▶ _Actions requises_:
- a) D'après le texte sur la vitesse du périphérique, par quelle loi la réglementation de la vitesse sur le boulevard périphérique a-t-elle été confiée au maire de Paris ?
- b) Poursuivez le texte sur la vitesse du périphérique à la suite de sa dernière phrase.

### Extrait du texte ###

Interrogé sur le projet de la mairie de Paris de baisser la vitesse sur le boulevard périphérique à 50 km/h, le ministre des Transports Clément Beaune a annoncé que l’État ne validerait pas cette décision. Or, l’État n’a plus son mot à dire sur ce sujet.

Autrefois, l’État était responsable de la réglementation de la vitesse sur le boulevard périphérique. Ce pouvoir a été transféré au maire de Paris par une loi du 28 février 2017 (article L2512-14 du CGCT). Le maire de Paris a donc la compétence exclusive sur le périphérique et peut limiter la vitesse comme bon lui semble, sans que soit nécessaire la validation par le ministre. Étant précisé que l’aménagement du périphérique, notamment la création de voies affectées à certains types de transport, reste de la compétence de l’État, à travers le préfet de police de Paris. Cela précisé, le législateur peut toujours recentraliser la gestion de la vitesse sur le périphérique, en la confiant de nouveau au préfet de police de Paris.

### Jeu de données ###

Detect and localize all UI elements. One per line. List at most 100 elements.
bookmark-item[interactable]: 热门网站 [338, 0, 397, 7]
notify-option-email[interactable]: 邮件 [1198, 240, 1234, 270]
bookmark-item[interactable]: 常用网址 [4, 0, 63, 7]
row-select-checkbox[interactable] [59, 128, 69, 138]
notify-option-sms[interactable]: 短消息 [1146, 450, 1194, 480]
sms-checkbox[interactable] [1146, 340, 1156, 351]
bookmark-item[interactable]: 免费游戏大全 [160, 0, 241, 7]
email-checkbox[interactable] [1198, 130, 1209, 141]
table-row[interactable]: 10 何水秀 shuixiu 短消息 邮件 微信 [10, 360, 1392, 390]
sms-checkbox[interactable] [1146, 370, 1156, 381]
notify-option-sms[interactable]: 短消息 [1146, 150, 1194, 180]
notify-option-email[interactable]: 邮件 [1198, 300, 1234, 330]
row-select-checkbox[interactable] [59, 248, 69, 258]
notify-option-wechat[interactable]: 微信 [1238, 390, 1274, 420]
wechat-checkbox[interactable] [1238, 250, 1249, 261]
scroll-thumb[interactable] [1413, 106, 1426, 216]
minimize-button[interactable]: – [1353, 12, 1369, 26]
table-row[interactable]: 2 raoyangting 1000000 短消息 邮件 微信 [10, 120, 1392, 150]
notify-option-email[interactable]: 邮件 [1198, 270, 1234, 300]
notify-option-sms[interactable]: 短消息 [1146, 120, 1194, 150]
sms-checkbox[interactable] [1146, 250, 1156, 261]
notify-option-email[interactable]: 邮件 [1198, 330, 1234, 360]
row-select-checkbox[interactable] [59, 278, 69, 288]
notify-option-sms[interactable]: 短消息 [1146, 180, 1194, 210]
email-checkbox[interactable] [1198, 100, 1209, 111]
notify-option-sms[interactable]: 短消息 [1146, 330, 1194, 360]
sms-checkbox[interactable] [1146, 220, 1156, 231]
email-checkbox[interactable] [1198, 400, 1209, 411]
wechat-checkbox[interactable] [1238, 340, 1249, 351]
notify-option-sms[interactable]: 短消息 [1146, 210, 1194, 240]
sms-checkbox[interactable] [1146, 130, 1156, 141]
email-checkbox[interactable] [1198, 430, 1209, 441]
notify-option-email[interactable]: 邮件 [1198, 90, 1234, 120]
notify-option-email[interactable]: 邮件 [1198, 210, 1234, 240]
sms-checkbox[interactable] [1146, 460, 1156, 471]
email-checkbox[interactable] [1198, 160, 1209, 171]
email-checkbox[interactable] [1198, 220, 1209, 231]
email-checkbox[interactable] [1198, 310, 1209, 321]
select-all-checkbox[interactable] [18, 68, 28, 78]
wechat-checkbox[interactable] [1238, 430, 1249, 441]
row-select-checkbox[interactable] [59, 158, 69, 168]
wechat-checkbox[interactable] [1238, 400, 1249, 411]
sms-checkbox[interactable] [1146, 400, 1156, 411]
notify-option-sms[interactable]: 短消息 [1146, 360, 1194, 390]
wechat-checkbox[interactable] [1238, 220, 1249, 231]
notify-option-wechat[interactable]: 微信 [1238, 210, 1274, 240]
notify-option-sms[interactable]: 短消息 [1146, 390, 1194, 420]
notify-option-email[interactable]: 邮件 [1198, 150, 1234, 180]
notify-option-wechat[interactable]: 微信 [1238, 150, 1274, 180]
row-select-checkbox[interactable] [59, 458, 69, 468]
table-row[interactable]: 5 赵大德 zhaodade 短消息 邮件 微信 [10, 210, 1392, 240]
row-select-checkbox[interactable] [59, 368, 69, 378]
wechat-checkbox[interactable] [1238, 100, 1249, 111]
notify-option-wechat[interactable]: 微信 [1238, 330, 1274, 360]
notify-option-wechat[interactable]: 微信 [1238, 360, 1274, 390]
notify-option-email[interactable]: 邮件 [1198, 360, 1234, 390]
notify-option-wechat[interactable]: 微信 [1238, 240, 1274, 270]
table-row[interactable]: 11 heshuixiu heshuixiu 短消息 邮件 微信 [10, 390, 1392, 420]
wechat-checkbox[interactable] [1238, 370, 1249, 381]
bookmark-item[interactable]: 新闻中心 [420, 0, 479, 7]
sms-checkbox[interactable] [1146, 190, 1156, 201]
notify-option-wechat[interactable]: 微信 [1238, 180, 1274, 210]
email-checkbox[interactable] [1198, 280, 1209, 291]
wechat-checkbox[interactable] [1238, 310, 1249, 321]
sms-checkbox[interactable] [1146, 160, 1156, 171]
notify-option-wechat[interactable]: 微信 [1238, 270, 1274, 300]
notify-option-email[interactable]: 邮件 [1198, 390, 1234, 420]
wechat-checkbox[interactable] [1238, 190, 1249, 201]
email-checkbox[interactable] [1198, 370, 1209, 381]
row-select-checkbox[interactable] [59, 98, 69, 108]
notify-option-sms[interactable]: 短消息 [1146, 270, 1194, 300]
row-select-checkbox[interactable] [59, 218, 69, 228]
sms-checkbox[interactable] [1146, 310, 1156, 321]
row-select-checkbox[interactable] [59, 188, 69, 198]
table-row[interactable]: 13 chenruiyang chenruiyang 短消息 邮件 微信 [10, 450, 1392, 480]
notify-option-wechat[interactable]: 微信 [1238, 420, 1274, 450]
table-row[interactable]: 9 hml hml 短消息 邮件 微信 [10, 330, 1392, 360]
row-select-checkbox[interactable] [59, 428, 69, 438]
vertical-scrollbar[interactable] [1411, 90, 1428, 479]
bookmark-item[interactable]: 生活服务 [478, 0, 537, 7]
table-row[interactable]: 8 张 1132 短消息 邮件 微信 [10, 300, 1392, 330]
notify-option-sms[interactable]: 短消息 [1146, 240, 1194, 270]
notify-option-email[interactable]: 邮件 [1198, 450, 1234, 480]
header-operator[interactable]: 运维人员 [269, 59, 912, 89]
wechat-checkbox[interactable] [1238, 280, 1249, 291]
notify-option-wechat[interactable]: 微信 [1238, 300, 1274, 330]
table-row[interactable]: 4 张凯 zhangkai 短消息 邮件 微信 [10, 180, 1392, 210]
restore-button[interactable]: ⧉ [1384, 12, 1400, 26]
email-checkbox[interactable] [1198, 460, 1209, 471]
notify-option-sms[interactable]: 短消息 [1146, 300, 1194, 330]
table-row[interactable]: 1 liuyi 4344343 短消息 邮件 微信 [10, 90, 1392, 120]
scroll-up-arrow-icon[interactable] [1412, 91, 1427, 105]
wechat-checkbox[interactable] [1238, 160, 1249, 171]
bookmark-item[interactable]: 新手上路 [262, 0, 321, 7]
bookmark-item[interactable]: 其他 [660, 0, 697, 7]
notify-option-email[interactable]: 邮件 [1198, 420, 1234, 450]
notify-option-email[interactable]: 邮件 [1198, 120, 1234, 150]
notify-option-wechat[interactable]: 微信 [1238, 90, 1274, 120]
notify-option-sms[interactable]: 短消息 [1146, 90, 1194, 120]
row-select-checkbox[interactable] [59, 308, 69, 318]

###

▶ _Réponses par tâche_:
- a) Par une loi du 28 février 2017 (article L2512-14 du CGCT).

- b)
Une question demeure cependant. Dans la mesure où le périphérique occupe une partie du territoire parisien mais aussi de certaines communes de proche banlieue (Kremlin-Bicêtre, Gentilly, Ivry-sur-Seine), le maire de Paris a-t-il un pouvoir sur ces portions de routes qui sortent des limites de sa ville ? La loi est muette sur ce point. Cela impliquerait que le maire de Paris puisse réglementer la vitesse sur des portions du périphérique situées sur le territoire d’autres communes. Le jour où la maire de Paris limitera la vitesse à 50 km/h, il se trouvera bien une personne pour saisir le juge administratif et éclaircir le sens de la loi.